Task directions: Skip the pictures. Reproduce all other material exactly.

Input for this task:

───

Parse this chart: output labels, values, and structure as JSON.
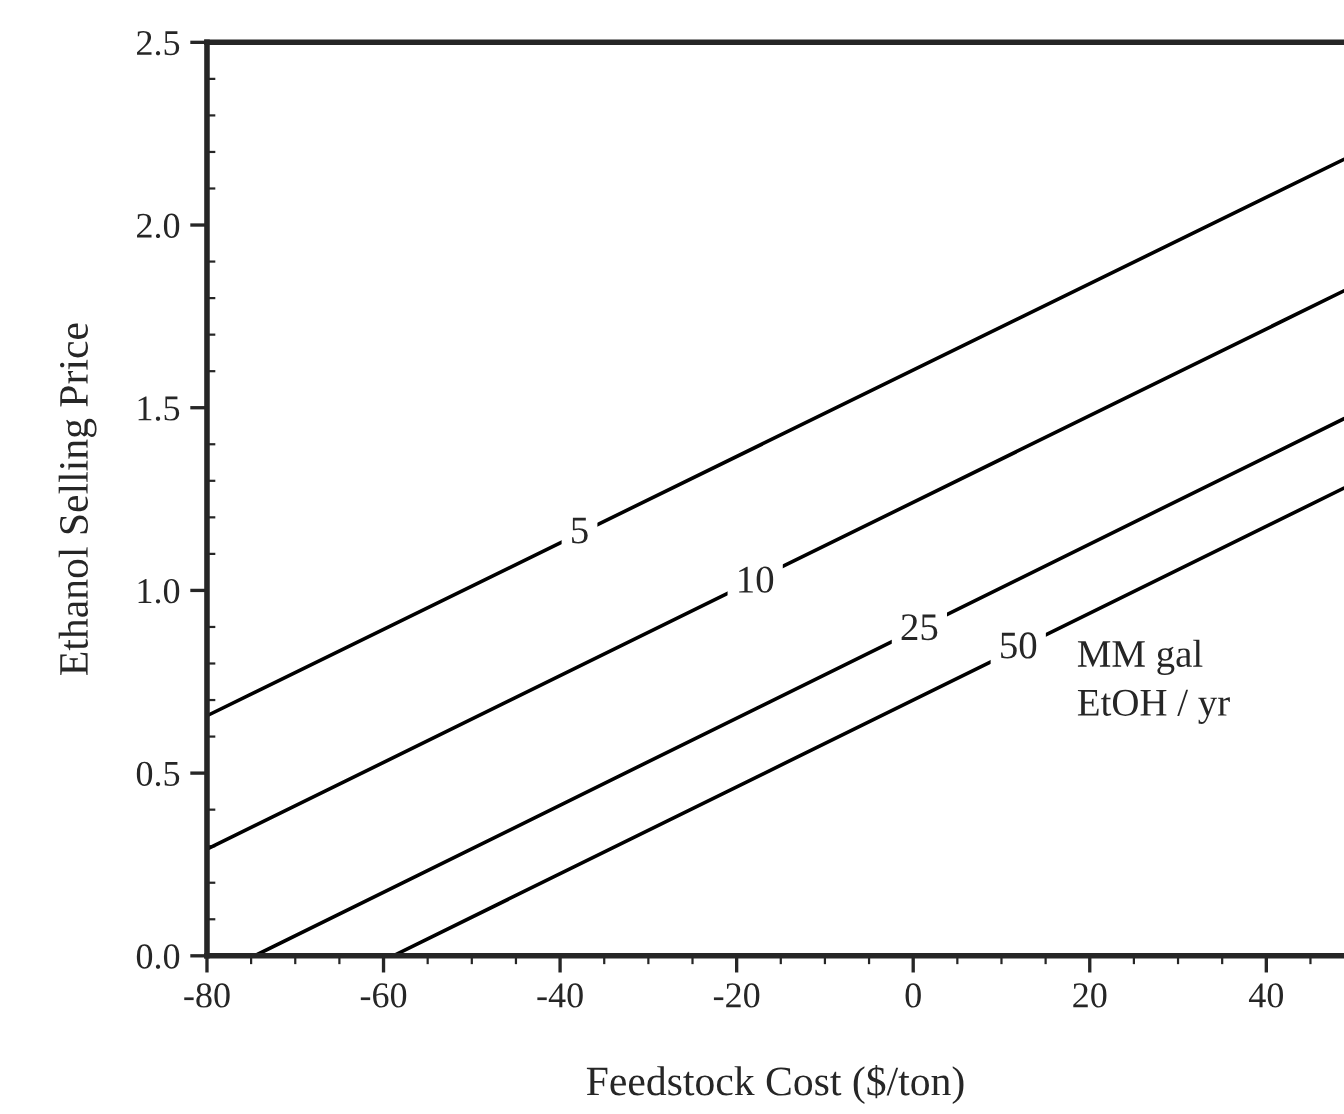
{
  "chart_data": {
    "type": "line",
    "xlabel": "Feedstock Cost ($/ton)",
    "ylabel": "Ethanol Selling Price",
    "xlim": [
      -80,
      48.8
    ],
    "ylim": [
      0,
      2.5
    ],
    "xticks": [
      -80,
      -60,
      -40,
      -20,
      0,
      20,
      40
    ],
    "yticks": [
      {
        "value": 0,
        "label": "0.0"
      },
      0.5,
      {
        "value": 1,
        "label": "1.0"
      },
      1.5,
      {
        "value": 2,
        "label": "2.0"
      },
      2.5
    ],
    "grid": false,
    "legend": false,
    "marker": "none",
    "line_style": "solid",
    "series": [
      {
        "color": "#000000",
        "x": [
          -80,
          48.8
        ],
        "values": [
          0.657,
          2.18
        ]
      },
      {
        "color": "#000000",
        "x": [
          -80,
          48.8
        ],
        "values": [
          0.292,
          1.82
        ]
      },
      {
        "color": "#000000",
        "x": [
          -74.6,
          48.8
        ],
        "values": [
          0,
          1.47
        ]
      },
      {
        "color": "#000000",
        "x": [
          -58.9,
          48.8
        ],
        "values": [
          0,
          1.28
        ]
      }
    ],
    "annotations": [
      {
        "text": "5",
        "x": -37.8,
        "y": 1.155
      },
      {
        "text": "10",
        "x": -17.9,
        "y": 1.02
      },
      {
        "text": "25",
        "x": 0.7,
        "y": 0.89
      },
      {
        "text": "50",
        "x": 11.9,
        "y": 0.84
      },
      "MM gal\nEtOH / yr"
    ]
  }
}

───

Final result:
Parse this chart: output labels, values, and structure as JSON.
{
  "chart_data": {
    "type": "line",
    "xlabel": "Feedstock Cost ($/ton)",
    "ylabel": "Ethanol Selling Price",
    "xlim": [
      -80,
      48.8
    ],
    "ylim": [
      0,
      2.5
    ],
    "xticks": [
      -80,
      -60,
      -40,
      -20,
      0,
      20,
      40
    ],
    "yticks": [
      {
        "value": 0,
        "label": "0.0"
      },
      0.5,
      {
        "value": 1,
        "label": "1.0"
      },
      1.5,
      {
        "value": 2,
        "label": "2.0"
      },
      2.5
    ],
    "grid": false,
    "legend": false,
    "marker": "none",
    "line_style": "solid",
    "series": [
      {
        "color": "#000000",
        "x": [
          -80,
          48.8
        ],
        "values": [
          0.657,
          2.18
        ]
      },
      {
        "color": "#000000",
        "x": [
          -80,
          48.8
        ],
        "values": [
          0.292,
          1.82
        ]
      },
      {
        "color": "#000000",
        "x": [
          -74.6,
          48.8
        ],
        "values": [
          0,
          1.47
        ]
      },
      {
        "color": "#000000",
        "x": [
          -58.9,
          48.8
        ],
        "values": [
          0,
          1.28
        ]
      }
    ],
    "annotations": [
      {
        "text": "5",
        "x": -37.8,
        "y": 1.155
      },
      {
        "text": "10",
        "x": -17.9,
        "y": 1.02
      },
      {
        "text": "25",
        "x": 0.7,
        "y": 0.89
      },
      {
        "text": "50",
        "x": 11.9,
        "y": 0.84
      },
      "MM gal\nEtOH / yr"
    ]
  }
}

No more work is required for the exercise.